*Task inputs:*
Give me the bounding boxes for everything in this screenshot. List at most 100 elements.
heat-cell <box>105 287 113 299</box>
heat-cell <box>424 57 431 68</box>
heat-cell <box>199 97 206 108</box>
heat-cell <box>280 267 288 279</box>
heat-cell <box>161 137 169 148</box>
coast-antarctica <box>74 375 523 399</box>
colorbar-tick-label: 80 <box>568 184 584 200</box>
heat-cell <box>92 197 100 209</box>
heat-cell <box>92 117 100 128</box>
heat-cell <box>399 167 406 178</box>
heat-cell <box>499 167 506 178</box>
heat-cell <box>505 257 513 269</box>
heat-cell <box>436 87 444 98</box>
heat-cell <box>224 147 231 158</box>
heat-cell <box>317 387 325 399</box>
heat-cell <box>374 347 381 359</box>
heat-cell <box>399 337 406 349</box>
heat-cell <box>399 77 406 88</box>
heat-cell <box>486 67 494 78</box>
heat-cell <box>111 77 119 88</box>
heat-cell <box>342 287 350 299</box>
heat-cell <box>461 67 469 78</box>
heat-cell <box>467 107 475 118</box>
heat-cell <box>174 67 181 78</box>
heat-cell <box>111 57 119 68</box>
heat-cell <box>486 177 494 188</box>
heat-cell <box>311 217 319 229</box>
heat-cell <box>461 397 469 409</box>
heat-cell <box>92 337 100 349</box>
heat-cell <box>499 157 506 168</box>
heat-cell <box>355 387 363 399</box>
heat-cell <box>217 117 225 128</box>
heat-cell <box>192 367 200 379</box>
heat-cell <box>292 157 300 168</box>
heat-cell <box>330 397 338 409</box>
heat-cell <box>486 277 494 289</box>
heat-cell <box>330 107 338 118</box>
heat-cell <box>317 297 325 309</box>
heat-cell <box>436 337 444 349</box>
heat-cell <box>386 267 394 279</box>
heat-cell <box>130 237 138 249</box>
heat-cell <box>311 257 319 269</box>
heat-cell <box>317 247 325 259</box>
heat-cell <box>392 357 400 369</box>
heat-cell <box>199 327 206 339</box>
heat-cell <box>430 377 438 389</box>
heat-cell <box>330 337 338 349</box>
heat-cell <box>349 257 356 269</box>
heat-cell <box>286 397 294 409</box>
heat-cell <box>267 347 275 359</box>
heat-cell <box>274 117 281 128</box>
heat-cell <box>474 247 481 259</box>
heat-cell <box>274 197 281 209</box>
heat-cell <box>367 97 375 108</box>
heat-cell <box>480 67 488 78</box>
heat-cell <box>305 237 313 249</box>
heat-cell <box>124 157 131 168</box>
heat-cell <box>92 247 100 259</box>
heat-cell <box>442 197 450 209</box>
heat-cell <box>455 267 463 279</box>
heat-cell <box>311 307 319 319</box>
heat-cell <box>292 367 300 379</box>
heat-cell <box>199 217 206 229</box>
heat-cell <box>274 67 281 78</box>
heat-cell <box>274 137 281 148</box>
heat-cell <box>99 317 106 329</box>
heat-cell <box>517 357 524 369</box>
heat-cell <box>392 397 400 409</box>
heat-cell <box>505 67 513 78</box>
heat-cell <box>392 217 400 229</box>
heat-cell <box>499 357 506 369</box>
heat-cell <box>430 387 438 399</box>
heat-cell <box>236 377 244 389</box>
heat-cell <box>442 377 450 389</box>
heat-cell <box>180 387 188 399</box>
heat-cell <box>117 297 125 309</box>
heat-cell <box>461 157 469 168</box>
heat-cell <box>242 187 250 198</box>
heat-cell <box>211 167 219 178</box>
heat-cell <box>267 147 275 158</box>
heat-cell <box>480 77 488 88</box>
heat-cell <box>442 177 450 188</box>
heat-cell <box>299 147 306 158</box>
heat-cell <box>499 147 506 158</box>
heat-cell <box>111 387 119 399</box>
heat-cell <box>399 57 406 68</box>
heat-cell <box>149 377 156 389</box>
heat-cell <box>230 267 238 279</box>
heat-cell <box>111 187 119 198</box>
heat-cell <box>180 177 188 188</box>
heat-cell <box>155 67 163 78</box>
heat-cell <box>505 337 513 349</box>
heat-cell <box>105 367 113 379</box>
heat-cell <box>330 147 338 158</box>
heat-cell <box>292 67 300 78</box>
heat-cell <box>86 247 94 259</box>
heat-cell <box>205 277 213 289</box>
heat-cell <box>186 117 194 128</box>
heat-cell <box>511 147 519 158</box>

*Task goal:* Put each line of the entries above into a JSON list of strings, with one string per line and blank lines left out.

*Result for this exercise:*
[
  "Give me the bounding boxes for everything in this screenshot. List at most 100 elements.",
  "heat-cell <box>105 287 113 299</box>",
  "heat-cell <box>424 57 431 68</box>",
  "heat-cell <box>199 97 206 108</box>",
  "heat-cell <box>280 267 288 279</box>",
  "heat-cell <box>161 137 169 148</box>",
  "coast-antarctica <box>74 375 523 399</box>",
  "colorbar-tick-label: 80 <box>568 184 584 200</box>",
  "heat-cell <box>92 197 100 209</box>",
  "heat-cell <box>92 117 100 128</box>",
  "heat-cell <box>399 167 406 178</box>",
  "heat-cell <box>499 167 506 178</box>",
  "heat-cell <box>505 257 513 269</box>",
  "heat-cell <box>436 87 444 98</box>",
  "heat-cell <box>224 147 231 158</box>",
  "heat-cell <box>317 387 325 399</box>",
  "heat-cell <box>374 347 381 359</box>",
  "heat-cell <box>399 337 406 349</box>",
  "heat-cell <box>399 77 406 88</box>",
  "heat-cell <box>486 67 494 78</box>",
  "heat-cell <box>111 77 119 88</box>",
  "heat-cell <box>342 287 350 299</box>",
  "heat-cell <box>461 67 469 78</box>",
  "heat-cell <box>467 107 475 118</box>",
  "heat-cell <box>174 67 181 78</box>",
  "heat-cell <box>111 57 119 68</box>",
  "heat-cell <box>486 177 494 188</box>",
  "heat-cell <box>311 217 319 229</box>",
  "heat-cell <box>461 397 469 409</box>",
  "heat-cell <box>92 337 100 349</box>",
  "heat-cell <box>499 157 506 168</box>",
  "heat-cell <box>355 387 363 399</box>",
  "heat-cell <box>217 117 225 128</box>",
  "heat-cell <box>192 367 200 379</box>",
  "heat-cell <box>292 157 300 168</box>",
  "heat-cell <box>330 397 338 409</box>",
  "heat-cell <box>486 277 494 289</box>",
  "heat-cell <box>330 107 338 118</box>",
  "heat-cell <box>317 297 325 309</box>",
  "heat-cell <box>436 337 444 349</box>",
  "heat-cell <box>386 267 394 279</box>",
  "heat-cell <box>130 237 138 249</box>",
  "heat-cell <box>311 257 319 269</box>",
  "heat-cell <box>317 247 325 259</box>",
  "heat-cell <box>392 357 400 369</box>",
  "heat-cell <box>199 327 206 339</box>",
  "heat-cell <box>430 377 438 389</box>",
  "heat-cell <box>330 337 338 349</box>",
  "heat-cell <box>349 257 356 269</box>",
  "heat-cell <box>286 397 294 409</box>",
  "heat-cell <box>267 347 275 359</box>",
  "heat-cell <box>274 117 281 128</box>",
  "heat-cell <box>474 247 481 259</box>",
  "heat-cell <box>274 197 281 209</box>",
  "heat-cell <box>367 97 375 108</box>",
  "heat-cell <box>480 67 488 78</box>",
  "heat-cell <box>305 237 313 249</box>",
  "heat-cell <box>124 157 131 168</box>",
  "heat-cell <box>92 247 100 259</box>",
  "heat-cell <box>442 197 450 209</box>",
  "heat-cell <box>455 267 463 279</box>",
  "heat-cell <box>311 307 319 319</box>",
  "heat-cell <box>292 367 300 379</box>",
  "heat-cell <box>199 217 206 229</box>",
  "heat-cell <box>274 67 281 78</box>",
  "heat-cell <box>274 137 281 148</box>",
  "heat-cell <box>99 317 106 329</box>",
  "heat-cell <box>517 357 524 369</box>",
  "heat-cell <box>392 397 400 409</box>",
  "heat-cell <box>505 67 513 78</box>",
  "heat-cell <box>392 217 400 229</box>",
  "heat-cell <box>499 357 506 369</box>",
  "heat-cell <box>430 387 438 399</box>",
  "heat-cell <box>236 377 244 389</box>",
  "heat-cell <box>442 377 450 389</box>",
  "heat-cell <box>180 387 188 399</box>",
  "heat-cell <box>117 297 125 309</box>",
  "heat-cell <box>461 157 469 168</box>",
  "heat-cell <box>242 187 250 198</box>",
  "heat-cell <box>211 167 219 178</box>",
  "heat-cell <box>267 147 275 158</box>",
  "heat-cell <box>480 77 488 88</box>",
  "heat-cell <box>442 177 450 188</box>",
  "heat-cell <box>299 147 306 158</box>",
  "heat-cell <box>499 147 506 158</box>",
  "heat-cell <box>111 387 119 399</box>",
  "heat-cell <box>399 57 406 68</box>",
  "heat-cell <box>149 377 156 389</box>",
  "heat-cell <box>230 267 238 279</box>",
  "heat-cell <box>111 187 119 198</box>",
  "heat-cell <box>180 177 188 188</box>",
  "heat-cell <box>155 67 163 78</box>",
  "heat-cell <box>505 337 513 349</box>",
  "heat-cell <box>105 367 113 379</box>",
  "heat-cell <box>330 147 338 158</box>",
  "heat-cell <box>292 67 300 78</box>",
  "heat-cell <box>86 247 94 259</box>",
  "heat-cell <box>205 277 213 289</box>",
  "heat-cell <box>186 117 194 128</box>",
  "heat-cell <box>511 147 519 158</box>"
]